--- BEGIN Records for the exercise ---

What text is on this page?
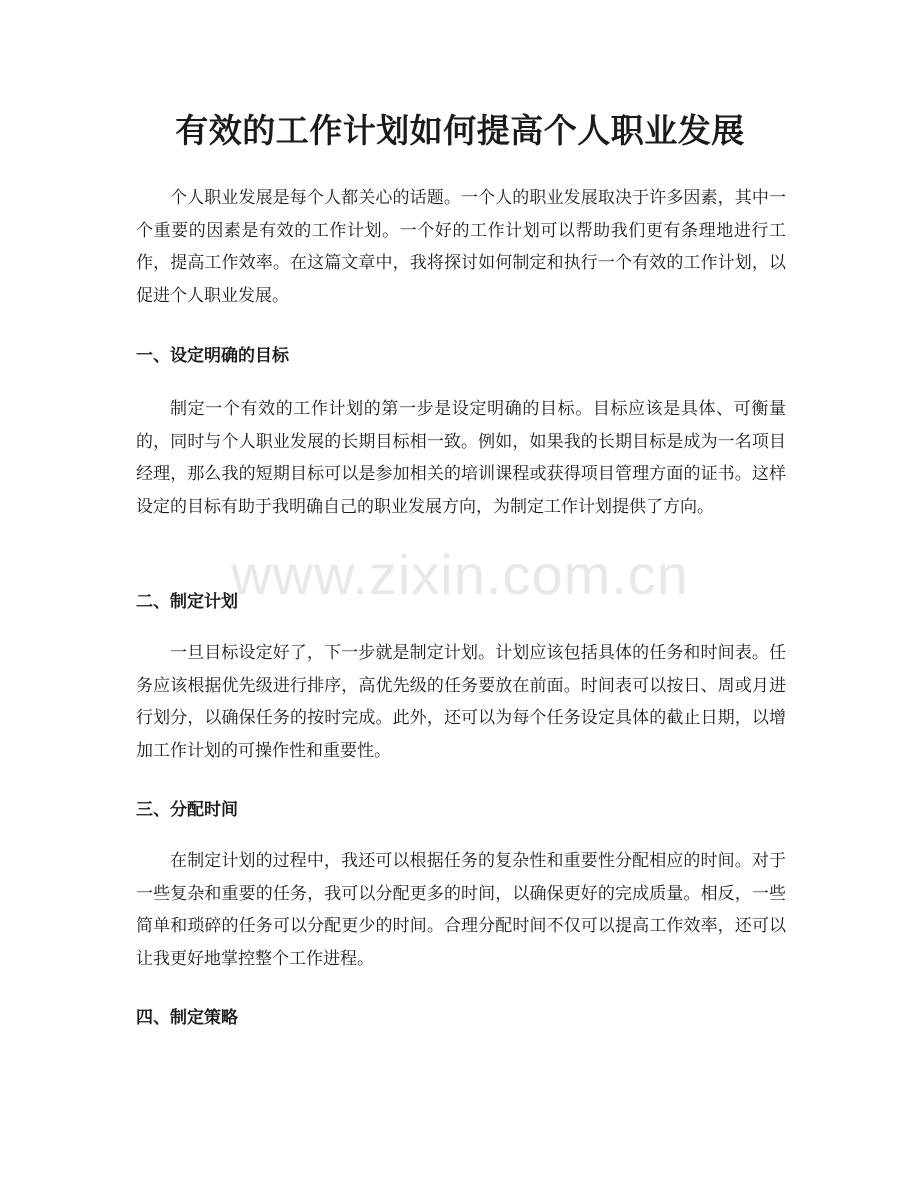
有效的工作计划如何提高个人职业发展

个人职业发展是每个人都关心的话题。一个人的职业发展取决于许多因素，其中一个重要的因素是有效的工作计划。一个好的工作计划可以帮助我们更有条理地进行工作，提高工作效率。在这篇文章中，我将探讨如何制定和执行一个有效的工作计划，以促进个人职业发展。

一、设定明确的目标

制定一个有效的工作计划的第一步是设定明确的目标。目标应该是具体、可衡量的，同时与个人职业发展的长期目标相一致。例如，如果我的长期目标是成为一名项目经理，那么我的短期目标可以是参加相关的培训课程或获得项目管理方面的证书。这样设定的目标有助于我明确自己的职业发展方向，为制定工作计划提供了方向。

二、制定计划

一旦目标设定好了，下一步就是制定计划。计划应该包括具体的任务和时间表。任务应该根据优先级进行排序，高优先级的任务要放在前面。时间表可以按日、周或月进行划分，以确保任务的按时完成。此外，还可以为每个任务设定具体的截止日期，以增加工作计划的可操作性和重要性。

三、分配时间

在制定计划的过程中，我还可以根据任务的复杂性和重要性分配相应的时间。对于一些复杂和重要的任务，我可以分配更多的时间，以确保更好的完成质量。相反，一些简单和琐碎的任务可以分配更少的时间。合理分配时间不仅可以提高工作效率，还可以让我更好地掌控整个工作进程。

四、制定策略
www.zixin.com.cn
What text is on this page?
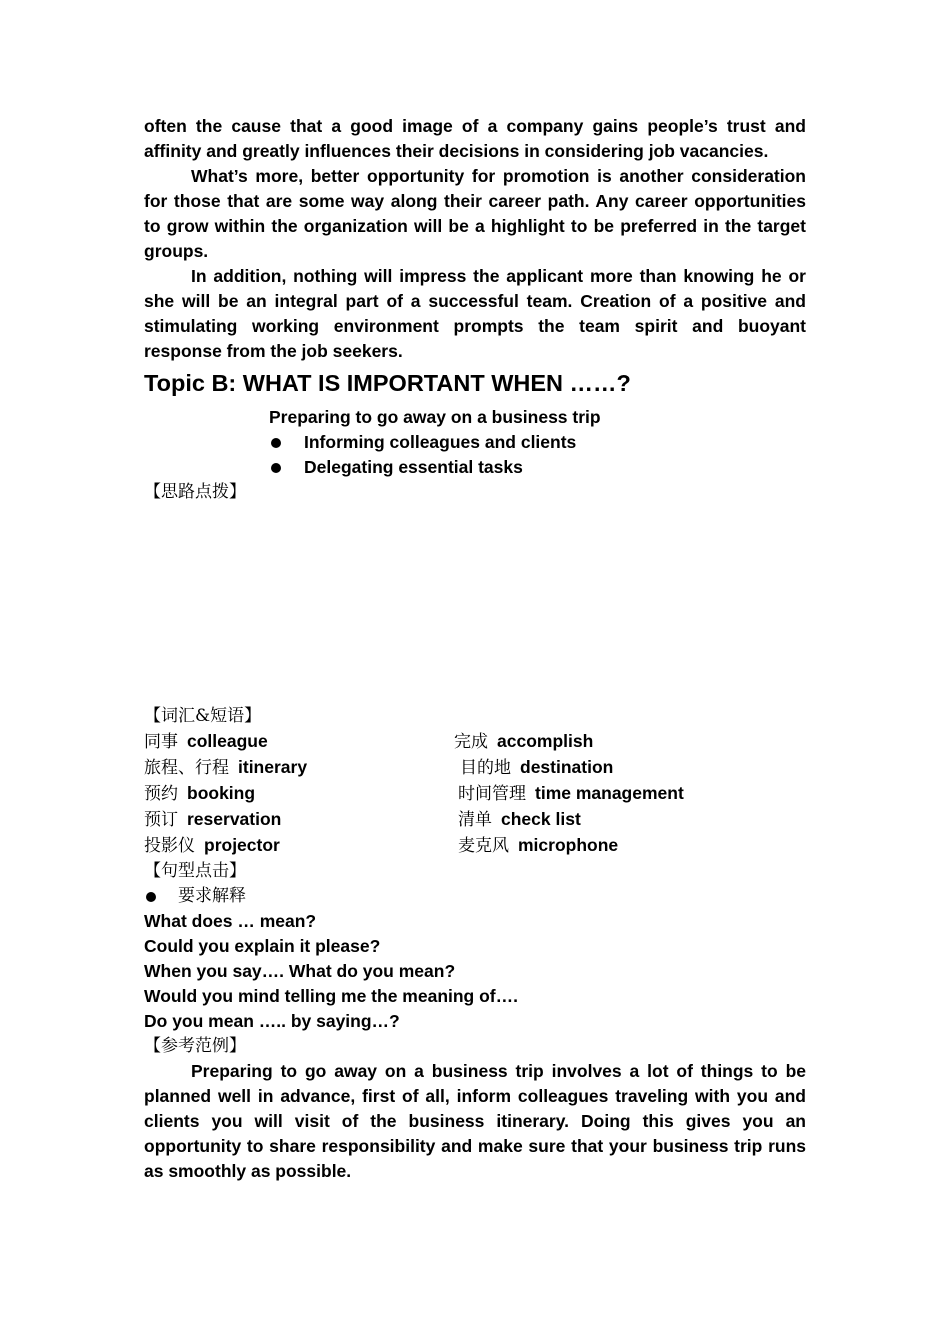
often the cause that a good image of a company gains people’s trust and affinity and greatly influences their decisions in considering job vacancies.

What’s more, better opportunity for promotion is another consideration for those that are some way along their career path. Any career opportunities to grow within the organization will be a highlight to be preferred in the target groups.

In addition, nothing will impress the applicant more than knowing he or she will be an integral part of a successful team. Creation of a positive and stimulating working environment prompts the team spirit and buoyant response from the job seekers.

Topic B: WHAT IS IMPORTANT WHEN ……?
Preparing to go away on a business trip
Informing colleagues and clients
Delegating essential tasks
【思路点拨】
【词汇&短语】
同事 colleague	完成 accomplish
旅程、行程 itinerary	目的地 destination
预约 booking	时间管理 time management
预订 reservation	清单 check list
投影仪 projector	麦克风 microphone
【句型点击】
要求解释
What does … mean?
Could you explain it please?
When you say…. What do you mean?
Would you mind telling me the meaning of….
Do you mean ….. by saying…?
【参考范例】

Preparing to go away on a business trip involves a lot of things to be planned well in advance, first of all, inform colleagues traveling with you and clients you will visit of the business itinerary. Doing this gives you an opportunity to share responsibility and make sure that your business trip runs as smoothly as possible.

--- END Records for the exercise ---

• **Problem description**
Go through the listing above and locate each line that holds the word "their". Copy those lines.

• **Solved exercise**
often the cause that a good image of a company gains people’s trust and affinity and greatly influences their decisions in considering job vacancies.
What’s more, better opportunity for promotion is another consideration for those that are some way along their career path. Any career opportunities to grow within the organization will be a highlight to be preferred in the target groups.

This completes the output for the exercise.